━━ GIVEN INFORMATION
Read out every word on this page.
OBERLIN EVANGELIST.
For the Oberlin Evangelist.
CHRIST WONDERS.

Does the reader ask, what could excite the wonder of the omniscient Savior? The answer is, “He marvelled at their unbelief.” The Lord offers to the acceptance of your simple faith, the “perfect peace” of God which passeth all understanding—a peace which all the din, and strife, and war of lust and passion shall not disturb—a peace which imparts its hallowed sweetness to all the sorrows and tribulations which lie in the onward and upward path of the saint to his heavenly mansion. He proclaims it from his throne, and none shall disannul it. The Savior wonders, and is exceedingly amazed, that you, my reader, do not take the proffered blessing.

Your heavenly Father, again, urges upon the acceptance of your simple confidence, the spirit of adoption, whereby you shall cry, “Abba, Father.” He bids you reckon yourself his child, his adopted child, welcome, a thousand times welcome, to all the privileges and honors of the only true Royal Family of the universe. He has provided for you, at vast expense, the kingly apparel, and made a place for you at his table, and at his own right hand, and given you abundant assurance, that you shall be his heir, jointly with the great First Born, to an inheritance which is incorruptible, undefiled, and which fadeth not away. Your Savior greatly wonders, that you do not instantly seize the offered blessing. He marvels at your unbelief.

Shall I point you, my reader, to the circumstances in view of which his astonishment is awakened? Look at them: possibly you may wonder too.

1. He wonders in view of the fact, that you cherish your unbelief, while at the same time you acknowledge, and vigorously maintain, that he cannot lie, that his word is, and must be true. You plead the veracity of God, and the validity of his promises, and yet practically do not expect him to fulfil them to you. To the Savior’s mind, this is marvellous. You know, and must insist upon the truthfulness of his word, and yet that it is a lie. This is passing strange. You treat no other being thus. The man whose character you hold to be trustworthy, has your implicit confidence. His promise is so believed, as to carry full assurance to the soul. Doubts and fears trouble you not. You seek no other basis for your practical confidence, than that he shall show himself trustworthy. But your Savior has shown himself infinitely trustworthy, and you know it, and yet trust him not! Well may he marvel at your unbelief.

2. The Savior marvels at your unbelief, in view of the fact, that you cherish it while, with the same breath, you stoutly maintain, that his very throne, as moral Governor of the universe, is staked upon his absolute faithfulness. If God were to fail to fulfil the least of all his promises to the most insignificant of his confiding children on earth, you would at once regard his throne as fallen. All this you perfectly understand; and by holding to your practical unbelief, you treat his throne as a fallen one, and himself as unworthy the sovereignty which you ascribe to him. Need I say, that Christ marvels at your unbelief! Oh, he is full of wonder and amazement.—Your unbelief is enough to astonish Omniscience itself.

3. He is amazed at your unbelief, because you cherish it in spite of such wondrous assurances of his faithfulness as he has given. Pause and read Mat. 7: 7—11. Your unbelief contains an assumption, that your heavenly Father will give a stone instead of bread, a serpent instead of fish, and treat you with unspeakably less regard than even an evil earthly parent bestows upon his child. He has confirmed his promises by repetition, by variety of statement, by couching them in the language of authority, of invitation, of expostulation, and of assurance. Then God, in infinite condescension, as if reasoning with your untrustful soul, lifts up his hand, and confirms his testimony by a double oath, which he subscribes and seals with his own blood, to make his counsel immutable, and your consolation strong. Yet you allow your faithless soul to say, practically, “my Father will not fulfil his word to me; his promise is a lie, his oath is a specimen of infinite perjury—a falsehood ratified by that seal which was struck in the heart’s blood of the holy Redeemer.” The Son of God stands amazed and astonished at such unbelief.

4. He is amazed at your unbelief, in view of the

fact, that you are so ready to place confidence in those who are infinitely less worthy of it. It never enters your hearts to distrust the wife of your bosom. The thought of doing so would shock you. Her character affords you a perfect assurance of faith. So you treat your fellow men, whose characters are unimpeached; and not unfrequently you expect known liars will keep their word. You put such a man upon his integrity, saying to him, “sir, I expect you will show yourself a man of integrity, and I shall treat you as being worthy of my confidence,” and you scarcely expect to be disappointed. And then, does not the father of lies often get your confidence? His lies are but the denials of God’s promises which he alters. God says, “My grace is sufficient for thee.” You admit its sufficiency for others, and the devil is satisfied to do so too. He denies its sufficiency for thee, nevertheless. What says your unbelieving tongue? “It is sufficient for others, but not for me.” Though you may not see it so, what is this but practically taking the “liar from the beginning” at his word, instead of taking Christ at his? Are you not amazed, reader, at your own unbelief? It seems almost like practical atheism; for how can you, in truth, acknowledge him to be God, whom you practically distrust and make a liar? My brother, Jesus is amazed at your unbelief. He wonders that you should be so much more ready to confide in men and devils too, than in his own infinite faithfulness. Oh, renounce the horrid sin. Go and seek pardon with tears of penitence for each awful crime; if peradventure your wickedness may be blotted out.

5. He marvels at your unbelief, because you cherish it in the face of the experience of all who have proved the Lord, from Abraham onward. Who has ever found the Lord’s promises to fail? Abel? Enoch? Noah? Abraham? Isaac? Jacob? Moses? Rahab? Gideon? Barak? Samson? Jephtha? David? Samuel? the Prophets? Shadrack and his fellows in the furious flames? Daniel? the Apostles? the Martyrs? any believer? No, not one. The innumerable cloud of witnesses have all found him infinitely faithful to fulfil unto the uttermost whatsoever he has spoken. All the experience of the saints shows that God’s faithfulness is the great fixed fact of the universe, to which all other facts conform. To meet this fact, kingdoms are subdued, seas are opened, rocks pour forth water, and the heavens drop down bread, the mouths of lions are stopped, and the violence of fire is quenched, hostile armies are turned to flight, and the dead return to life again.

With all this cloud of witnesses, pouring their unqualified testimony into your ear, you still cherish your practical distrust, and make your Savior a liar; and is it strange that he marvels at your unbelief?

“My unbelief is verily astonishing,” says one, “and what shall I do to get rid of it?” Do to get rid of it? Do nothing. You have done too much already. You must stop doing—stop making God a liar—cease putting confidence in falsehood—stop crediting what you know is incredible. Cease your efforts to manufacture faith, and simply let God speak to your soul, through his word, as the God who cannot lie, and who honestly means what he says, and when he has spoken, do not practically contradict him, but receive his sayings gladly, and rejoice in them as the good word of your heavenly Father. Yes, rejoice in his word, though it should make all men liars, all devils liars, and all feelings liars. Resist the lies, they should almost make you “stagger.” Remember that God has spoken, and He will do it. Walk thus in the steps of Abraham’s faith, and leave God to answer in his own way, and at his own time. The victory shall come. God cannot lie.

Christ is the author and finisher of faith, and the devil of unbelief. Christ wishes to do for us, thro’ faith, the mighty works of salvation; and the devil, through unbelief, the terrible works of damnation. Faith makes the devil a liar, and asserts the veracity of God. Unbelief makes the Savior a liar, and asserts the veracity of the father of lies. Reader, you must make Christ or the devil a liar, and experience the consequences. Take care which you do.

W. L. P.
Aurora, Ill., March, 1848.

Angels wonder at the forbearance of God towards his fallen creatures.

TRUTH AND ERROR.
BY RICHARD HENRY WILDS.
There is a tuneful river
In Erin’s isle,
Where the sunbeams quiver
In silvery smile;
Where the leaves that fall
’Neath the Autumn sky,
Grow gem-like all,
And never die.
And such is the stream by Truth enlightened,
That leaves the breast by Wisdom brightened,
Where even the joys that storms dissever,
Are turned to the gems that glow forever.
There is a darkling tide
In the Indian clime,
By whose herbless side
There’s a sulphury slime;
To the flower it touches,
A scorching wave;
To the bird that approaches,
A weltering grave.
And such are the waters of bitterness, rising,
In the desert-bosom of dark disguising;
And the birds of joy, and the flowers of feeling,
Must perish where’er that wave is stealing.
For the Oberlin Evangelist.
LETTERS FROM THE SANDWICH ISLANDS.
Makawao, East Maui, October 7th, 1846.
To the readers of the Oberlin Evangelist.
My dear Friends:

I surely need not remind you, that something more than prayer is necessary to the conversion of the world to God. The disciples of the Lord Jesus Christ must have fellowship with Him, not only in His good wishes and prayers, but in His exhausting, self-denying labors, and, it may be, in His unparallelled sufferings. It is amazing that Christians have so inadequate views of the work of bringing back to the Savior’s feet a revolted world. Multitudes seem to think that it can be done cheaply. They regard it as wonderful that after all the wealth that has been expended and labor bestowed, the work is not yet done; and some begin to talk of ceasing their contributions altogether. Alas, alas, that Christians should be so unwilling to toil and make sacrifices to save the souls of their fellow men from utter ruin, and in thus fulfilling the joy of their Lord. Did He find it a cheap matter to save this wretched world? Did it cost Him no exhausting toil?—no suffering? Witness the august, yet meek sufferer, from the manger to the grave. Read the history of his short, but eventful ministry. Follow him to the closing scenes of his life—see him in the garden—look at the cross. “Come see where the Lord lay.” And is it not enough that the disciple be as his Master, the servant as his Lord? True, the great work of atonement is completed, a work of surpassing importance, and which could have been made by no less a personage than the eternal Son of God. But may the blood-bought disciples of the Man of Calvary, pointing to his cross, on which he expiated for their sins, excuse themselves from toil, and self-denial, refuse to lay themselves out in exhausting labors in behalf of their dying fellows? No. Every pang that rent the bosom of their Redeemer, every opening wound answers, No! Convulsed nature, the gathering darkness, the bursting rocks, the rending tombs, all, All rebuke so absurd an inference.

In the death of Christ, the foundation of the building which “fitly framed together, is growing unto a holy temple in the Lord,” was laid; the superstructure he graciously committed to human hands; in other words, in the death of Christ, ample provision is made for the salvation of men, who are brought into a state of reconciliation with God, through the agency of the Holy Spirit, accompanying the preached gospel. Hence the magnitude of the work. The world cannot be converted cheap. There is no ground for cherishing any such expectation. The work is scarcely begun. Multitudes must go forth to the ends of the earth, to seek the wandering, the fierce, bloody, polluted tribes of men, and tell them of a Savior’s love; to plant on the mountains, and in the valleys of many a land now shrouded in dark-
━━━━
:: EXERCISE PROMPT ::
Pull every line containing "wave" from the data.

:: RESULT OF THE TASK ::
A scorching wave;
Must perish where’er that wave is stealing.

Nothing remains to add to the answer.